» Problem to solve:
Every line must be returned precisely as it is written.

# Start of Data provided

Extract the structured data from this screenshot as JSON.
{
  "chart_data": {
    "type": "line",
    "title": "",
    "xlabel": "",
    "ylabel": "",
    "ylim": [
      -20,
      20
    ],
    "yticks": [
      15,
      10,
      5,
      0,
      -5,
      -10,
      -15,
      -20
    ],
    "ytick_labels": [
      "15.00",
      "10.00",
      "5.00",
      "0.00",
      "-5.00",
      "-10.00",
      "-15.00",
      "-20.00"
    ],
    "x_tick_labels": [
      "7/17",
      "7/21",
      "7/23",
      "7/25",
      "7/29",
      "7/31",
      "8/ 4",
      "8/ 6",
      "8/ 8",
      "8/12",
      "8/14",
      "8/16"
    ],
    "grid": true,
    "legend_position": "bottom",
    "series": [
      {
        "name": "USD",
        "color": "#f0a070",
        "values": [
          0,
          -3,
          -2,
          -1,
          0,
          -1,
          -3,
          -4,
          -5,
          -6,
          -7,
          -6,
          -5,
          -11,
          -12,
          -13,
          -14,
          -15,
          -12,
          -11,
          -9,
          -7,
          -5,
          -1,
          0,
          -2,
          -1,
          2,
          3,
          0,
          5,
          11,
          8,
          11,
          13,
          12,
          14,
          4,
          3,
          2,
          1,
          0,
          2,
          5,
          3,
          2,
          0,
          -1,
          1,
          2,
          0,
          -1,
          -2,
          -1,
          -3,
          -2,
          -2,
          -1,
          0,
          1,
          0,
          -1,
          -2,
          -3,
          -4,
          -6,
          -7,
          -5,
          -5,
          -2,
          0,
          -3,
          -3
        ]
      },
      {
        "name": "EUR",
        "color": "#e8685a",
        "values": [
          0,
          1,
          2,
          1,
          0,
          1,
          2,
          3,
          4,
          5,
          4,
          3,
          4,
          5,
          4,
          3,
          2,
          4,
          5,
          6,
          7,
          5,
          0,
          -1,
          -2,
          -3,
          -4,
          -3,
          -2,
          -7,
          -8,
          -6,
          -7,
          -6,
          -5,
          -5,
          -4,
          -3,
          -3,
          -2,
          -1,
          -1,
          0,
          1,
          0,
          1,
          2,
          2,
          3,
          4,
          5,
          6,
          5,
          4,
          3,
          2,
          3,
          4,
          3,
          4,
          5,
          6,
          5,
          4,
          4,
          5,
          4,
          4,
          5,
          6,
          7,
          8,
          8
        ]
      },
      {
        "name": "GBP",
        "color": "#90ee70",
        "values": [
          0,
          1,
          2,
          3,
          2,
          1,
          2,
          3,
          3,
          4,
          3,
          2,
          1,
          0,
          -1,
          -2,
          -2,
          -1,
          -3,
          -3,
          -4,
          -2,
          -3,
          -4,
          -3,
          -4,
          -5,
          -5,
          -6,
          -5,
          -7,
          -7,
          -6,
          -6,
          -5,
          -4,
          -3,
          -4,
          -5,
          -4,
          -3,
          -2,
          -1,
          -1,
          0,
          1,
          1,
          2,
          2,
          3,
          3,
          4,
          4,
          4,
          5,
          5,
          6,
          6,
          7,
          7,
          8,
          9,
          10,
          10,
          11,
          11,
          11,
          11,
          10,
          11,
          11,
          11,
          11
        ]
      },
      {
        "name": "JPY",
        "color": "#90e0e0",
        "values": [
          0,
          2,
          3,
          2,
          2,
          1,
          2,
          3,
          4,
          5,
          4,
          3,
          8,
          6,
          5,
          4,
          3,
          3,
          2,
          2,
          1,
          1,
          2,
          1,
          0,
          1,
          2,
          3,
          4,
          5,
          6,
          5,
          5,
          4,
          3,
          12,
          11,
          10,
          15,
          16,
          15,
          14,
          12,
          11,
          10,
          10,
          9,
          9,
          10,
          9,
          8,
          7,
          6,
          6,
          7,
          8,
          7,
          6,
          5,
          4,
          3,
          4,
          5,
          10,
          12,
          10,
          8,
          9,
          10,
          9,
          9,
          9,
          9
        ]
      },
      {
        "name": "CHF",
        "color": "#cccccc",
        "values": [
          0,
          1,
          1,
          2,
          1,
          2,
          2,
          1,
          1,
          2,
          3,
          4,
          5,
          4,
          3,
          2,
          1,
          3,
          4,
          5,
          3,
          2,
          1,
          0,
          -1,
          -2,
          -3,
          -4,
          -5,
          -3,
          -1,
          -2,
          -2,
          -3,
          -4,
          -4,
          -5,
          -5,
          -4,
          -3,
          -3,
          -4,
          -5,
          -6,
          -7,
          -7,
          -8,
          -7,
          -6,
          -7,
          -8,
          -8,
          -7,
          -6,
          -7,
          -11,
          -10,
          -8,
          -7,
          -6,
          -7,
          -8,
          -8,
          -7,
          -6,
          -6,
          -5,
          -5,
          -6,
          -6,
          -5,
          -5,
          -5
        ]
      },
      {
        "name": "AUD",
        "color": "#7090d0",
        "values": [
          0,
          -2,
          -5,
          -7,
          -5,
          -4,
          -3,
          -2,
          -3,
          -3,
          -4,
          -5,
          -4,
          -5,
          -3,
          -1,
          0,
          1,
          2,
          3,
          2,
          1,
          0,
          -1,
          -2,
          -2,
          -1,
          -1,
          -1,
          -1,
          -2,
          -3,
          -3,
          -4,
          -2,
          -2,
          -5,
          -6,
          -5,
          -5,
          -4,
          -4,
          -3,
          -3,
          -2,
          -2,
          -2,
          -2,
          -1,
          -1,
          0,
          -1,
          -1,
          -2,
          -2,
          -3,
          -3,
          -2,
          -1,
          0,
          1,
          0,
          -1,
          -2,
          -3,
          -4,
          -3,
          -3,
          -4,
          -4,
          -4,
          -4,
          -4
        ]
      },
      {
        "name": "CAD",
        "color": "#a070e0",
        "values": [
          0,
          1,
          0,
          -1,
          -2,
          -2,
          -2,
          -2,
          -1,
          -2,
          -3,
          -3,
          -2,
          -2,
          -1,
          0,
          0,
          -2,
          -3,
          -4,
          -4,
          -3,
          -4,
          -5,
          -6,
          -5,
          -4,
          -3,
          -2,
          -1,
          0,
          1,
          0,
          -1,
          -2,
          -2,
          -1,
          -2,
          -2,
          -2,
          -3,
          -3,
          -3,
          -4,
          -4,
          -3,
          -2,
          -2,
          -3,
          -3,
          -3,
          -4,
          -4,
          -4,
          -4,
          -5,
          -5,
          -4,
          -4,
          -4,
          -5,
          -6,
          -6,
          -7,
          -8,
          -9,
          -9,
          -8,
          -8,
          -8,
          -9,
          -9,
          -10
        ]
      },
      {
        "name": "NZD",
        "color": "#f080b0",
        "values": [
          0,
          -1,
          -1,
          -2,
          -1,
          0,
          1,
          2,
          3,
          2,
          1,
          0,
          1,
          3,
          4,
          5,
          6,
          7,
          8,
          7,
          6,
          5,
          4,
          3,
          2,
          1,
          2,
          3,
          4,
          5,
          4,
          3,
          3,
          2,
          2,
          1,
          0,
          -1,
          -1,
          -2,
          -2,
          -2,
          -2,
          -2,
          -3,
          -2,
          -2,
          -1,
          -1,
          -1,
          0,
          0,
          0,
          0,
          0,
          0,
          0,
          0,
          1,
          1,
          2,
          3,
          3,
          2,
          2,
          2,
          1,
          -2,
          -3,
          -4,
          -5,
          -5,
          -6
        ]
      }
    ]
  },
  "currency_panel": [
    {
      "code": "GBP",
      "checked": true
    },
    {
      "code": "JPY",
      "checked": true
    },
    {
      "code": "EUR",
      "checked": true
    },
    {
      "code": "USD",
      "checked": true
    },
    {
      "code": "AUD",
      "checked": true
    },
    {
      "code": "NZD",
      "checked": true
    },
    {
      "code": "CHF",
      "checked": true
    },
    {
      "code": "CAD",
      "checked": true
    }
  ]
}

# End of Data provided

» Exercise solution:
Extract the structured data from this screenshot as JSON.
{
  "chart_data": {
    "type": "line",
    "title": "",
    "xlabel": "",
    "ylabel": "",
    "ylim": [
      -20,
      20
    ],
    "yticks": [
      15,
      10,
      5,
      0,
      -5,
      -10,
      -15,
      -20
    ],
    "ytick_labels": [
      "15.00",
      "10.00",
      "5.00",
      "0.00",
      "-5.00",
      "-10.00",
      "-15.00",
      "-20.00"
    ],
    "x_tick_labels": [
      "7/17",
      "7/21",
      "7/23",
      "7/25",
      "7/29",
      "7/31",
      "8/ 4",
      "8/ 6",
      "8/ 8",
      "8/12",
      "8/14",
      "8/16"
    ],
    "grid": true,
    "legend_position": "bottom",
    "series": [
      {
        "name": "USD",
        "color": "#f0a070",
        "values": [
          0,
          -3,
          -2,
          -1,
          0,
          -1,
          -3,
          -4,
          -5,
          -6,
          -7,
          -6,
          -5,
          -11,
          -12,
          -13,
          -14,
          -15,
          -12,
          -11,
          -9,
          -7,
          -5,
          -1,
          0,
          -2,
          -1,
          2,
          3,
          0,
          5,
          11,
          8,
          11,
          13,
          12,
          14,
          4,
          3,
          2,
          1,
          0,
          2,
          5,
          3,
          2,
          0,
          -1,
          1,
          2,
          0,
          -1,
          -2,
          -1,
          -3,
          -2,
          -2,
          -1,
          0,
          1,
          0,
          -1,
          -2,
          -3,
          -4,
          -6,
          -7,
          -5,
          -5,
          -2,
          0,
          -3,
          -3
        ]
      },
      {
        "name": "EUR",
        "color": "#e8685a",
        "values": [
          0,
          1,
          2,
          1,
          0,
          1,
          2,
          3,
          4,
          5,
          4,
          3,
          4,
          5,
          4,
          3,
          2,
          4,
          5,
          6,
          7,
          5,
          0,
          -1,
          -2,
          -3,
          -4,
          -3,
          -2,
          -7,
          -8,
          -6,
          -7,
          -6,
          -5,
          -5,
          -4,
          -3,
          -3,
          -2,
          -1,
          -1,
          0,
          1,
          0,
          1,
          2,
          2,
          3,
          4,
          5,
          6,
          5,
          4,
          3,
          2,
          3,
          4,
          3,
          4,
          5,
          6,
          5,
          4,
          4,
          5,
          4,
          4,
          5,
          6,
          7,
          8,
          8
        ]
      },
      {
        "name": "GBP",
        "color": "#90ee70",
        "values": [
          0,
          1,
          2,
          3,
          2,
          1,
          2,
          3,
          3,
          4,
          3,
          2,
          1,
          0,
          -1,
          -2,
          -2,
          -1,
          -3,
          -3,
          -4,
          -2,
          -3,
          -4,
          -3,
          -4,
          -5,
          -5,
          -6,
          -5,
          -7,
          -7,
          -6,
          -6,
          -5,
          -4,
          -3,
          -4,
          -5,
          -4,
          -3,
          -2,
          -1,
          -1,
          0,
          1,
          1,
          2,
          2,
          3,
          3,
          4,
          4,
          4,
          5,
          5,
          6,
          6,
          7,
          7,
          8,
          9,
          10,
          10,
          11,
          11,
          11,
          11,
          10,
          11,
          11,
          11,
          11
        ]
      },
      {
        "name": "JPY",
        "color": "#90e0e0",
        "values": [
          0,
          2,
          3,
          2,
          2,
          1,
          2,
          3,
          4,
          5,
          4,
          3,
          8,
          6,
          5,
          4,
          3,
          3,
          2,
          2,
          1,
          1,
          2,
          1,
          0,
          1,
          2,
          3,
          4,
          5,
          6,
          5,
          5,
          4,
          3,
          12,
          11,
          10,
          15,
          16,
          15,
          14,
          12,
          11,
          10,
          10,
          9,
          9,
          10,
          9,
          8,
          7,
          6,
          6,
          7,
          8,
          7,
          6,
          5,
          4,
          3,
          4,
          5,
          10,
          12,
          10,
          8,
          9,
          10,
          9,
          9,
          9,
          9
        ]
      },
      {
        "name": "CHF",
        "color": "#cccccc",
        "values": [
          0,
          1,
          1,
          2,
          1,
          2,
          2,
          1,
          1,
          2,
          3,
          4,
          5,
          4,
          3,
          2,
          1,
          3,
          4,
          5,
          3,
          2,
          1,
          0,
          -1,
          -2,
          -3,
          -4,
          -5,
          -3,
          -1,
          -2,
          -2,
          -3,
          -4,
          -4,
          -5,
          -5,
          -4,
          -3,
          -3,
          -4,
          -5,
          -6,
          -7,
          -7,
          -8,
          -7,
          -6,
          -7,
          -8,
          -8,
          -7,
          -6,
          -7,
          -11,
          -10,
          -8,
          -7,
          -6,
          -7,
          -8,
          -8,
          -7,
          -6,
          -6,
          -5,
          -5,
          -6,
          -6,
          -5,
          -5,
          -5
        ]
      },
      {
        "name": "AUD",
        "color": "#7090d0",
        "values": [
          0,
          -2,
          -5,
          -7,
          -5,
          -4,
          -3,
          -2,
          -3,
          -3,
          -4,
          -5,
          -4,
          -5,
          -3,
          -1,
          0,
          1,
          2,
          3,
          2,
          1,
          0,
          -1,
          -2,
          -2,
          -1,
          -1,
          -1,
          -1,
          -2,
          -3,
          -3,
          -4,
          -2,
          -2,
          -5,
          -6,
          -5,
          -5,
          -4,
          -4,
          -3,
          -3,
          -2,
          -2,
          -2,
          -2,
          -1,
          -1,
          0,
          -1,
          -1,
          -2,
          -2,
          -3,
          -3,
          -2,
          -1,
          0,
          1,
          0,
          -1,
          -2,
          -3,
          -4,
          -3,
          -3,
          -4,
          -4,
          -4,
          -4,
          -4
        ]
      },
      {
        "name": "CAD",
        "color": "#a070e0",
        "values": [
          0,
          1,
          0,
          -1,
          -2,
          -2,
          -2,
          -2,
          -1,
          -2,
          -3,
          -3,
          -2,
          -2,
          -1,
          0,
          0,
          -2,
          -3,
          -4,
          -4,
          -3,
          -4,
          -5,
          -6,
          -5,
          -4,
          -3,
          -2,
          -1,
          0,
          1,
          0,
          -1,
          -2,
          -2,
          -1,
          -2,
          -2,
          -2,
          -3,
          -3,
          -3,
          -4,
          -4,
          -3,
          -2,
          -2,
          -3,
          -3,
          -3,
          -4,
          -4,
          -4,
          -4,
          -5,
          -5,
          -4,
          -4,
          -4,
          -5,
          -6,
          -6,
          -7,
          -8,
          -9,
          -9,
          -8,
          -8,
          -8,
          -9,
          -9,
          -10
        ]
      },
      {
        "name": "NZD",
        "color": "#f080b0",
        "values": [
          0,
          -1,
          -1,
          -2,
          -1,
          0,
          1,
          2,
          3,
          2,
          1,
          0,
          1,
          3,
          4,
          5,
          6,
          7,
          8,
          7,
          6,
          5,
          4,
          3,
          2,
          1,
          2,
          3,
          4,
          5,
          4,
          3,
          3,
          2,
          2,
          1,
          0,
          -1,
          -1,
          -2,
          -2,
          -2,
          -2,
          -2,
          -3,
          -2,
          -2,
          -1,
          -1,
          -1,
          0,
          0,
          0,
          0,
          0,
          0,
          0,
          0,
          1,
          1,
          2,
          3,
          3,
          2,
          2,
          2,
          1,
          -2,
          -3,
          -4,
          -5,
          -5,
          -6
        ]
      }
    ]
  },
  "currency_panel": [
    {
      "code": "GBP",
      "checked": true
    },
    {
      "code": "JPY",
      "checked": true
    },
    {
      "code": "EUR",
      "checked": true
    },
    {
      "code": "USD",
      "checked": true
    },
    {
      "code": "AUD",
      "checked": true
    },
    {
      "code": "NZD",
      "checked": true
    },
    {
      "code": "CHF",
      "checked": true
    },
    {
      "code": "CAD",
      "checked": true
    }
  ]
}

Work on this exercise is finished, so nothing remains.